**GOAL OF THE EXERCISE:** Quote each record exactly, please, leaving none out.
↓↓↓
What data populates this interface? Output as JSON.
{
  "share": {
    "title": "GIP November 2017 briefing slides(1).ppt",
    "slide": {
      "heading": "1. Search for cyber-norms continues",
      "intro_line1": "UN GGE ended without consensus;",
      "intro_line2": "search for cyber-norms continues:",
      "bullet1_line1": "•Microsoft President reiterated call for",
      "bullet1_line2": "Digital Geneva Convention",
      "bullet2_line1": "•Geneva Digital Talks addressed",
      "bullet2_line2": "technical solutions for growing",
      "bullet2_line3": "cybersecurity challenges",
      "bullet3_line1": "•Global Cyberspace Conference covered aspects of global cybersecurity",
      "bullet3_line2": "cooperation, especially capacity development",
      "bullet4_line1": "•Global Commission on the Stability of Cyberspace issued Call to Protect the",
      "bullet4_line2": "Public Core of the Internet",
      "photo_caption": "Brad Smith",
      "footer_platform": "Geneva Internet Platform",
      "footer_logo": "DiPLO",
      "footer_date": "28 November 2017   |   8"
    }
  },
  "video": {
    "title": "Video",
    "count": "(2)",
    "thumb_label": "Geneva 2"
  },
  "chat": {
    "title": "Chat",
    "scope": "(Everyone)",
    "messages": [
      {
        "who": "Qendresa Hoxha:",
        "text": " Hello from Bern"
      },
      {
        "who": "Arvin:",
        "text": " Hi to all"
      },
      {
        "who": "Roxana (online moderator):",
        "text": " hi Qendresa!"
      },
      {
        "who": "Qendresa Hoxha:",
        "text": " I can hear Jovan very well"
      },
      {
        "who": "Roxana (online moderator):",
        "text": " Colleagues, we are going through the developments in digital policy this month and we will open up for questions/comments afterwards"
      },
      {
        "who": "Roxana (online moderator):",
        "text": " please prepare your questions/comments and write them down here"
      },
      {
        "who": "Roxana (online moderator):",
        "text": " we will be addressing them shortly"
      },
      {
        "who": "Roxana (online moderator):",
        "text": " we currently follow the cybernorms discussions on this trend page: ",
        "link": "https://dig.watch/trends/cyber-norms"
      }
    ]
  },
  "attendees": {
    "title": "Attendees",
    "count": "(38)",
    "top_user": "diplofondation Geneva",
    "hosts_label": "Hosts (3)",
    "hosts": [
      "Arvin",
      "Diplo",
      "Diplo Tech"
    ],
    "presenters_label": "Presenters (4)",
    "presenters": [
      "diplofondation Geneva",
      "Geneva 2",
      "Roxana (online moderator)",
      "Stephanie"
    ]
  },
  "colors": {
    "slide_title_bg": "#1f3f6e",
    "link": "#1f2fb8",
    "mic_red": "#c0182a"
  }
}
↑↑↑
**ANSWER TO THE EXERCISE:**
What data populates this interface? Output as JSON.
{
  "share": {
    "title": "GIP November 2017 briefing slides(1).ppt",
    "slide": {
      "heading": "1. Search for cyber-norms continues",
      "intro_line1": "UN GGE ended without consensus;",
      "intro_line2": "search for cyber-norms continues:",
      "bullet1_line1": "•Microsoft President reiterated call for",
      "bullet1_line2": "Digital Geneva Convention",
      "bullet2_line1": "•Geneva Digital Talks addressed",
      "bullet2_line2": "technical solutions for growing",
      "bullet2_line3": "cybersecurity challenges",
      "bullet3_line1": "•Global Cyberspace Conference covered aspects of global cybersecurity",
      "bullet3_line2": "cooperation, especially capacity development",
      "bullet4_line1": "•Global Commission on the Stability of Cyberspace issued Call to Protect the",
      "bullet4_line2": "Public Core of the Internet",
      "photo_caption": "Brad Smith",
      "footer_platform": "Geneva Internet Platform",
      "footer_logo": "DiPLO",
      "footer_date": "28 November 2017   |   8"
    }
  },
  "video": {
    "title": "Video",
    "count": "(2)",
    "thumb_label": "Geneva 2"
  },
  "chat": {
    "title": "Chat",
    "scope": "(Everyone)",
    "messages": [
      {
        "who": "Qendresa Hoxha:",
        "text": " Hello from Bern"
      },
      {
        "who": "Arvin:",
        "text": " Hi to all"
      },
      {
        "who": "Roxana (online moderator):",
        "text": " hi Qendresa!"
      },
      {
        "who": "Qendresa Hoxha:",
        "text": " I can hear Jovan very well"
      },
      {
        "who": "Roxana (online moderator):",
        "text": " Colleagues, we are going through the developments in digital policy this month and we will open up for questions/comments afterwards"
      },
      {
        "who": "Roxana (online moderator):",
        "text": " please prepare your questions/comments and write them down here"
      },
      {
        "who": "Roxana (online moderator):",
        "text": " we will be addressing them shortly"
      },
      {
        "who": "Roxana (online moderator):",
        "text": " we currently follow the cybernorms discussions on this trend page: ",
        "link": "https://dig.watch/trends/cyber-norms"
      }
    ]
  },
  "attendees": {
    "title": "Attendees",
    "count": "(38)",
    "top_user": "diplofondation Geneva",
    "hosts_label": "Hosts (3)",
    "hosts": [
      "Arvin",
      "Diplo",
      "Diplo Tech"
    ],
    "presenters_label": "Presenters (4)",
    "presenters": [
      "diplofondation Geneva",
      "Geneva 2",
      "Roxana (online moderator)",
      "Stephanie"
    ]
  },
  "colors": {
    "slide_title_bg": "#1f3f6e",
    "link": "#1f2fb8",
    "mic_red": "#c0182a"
  }
}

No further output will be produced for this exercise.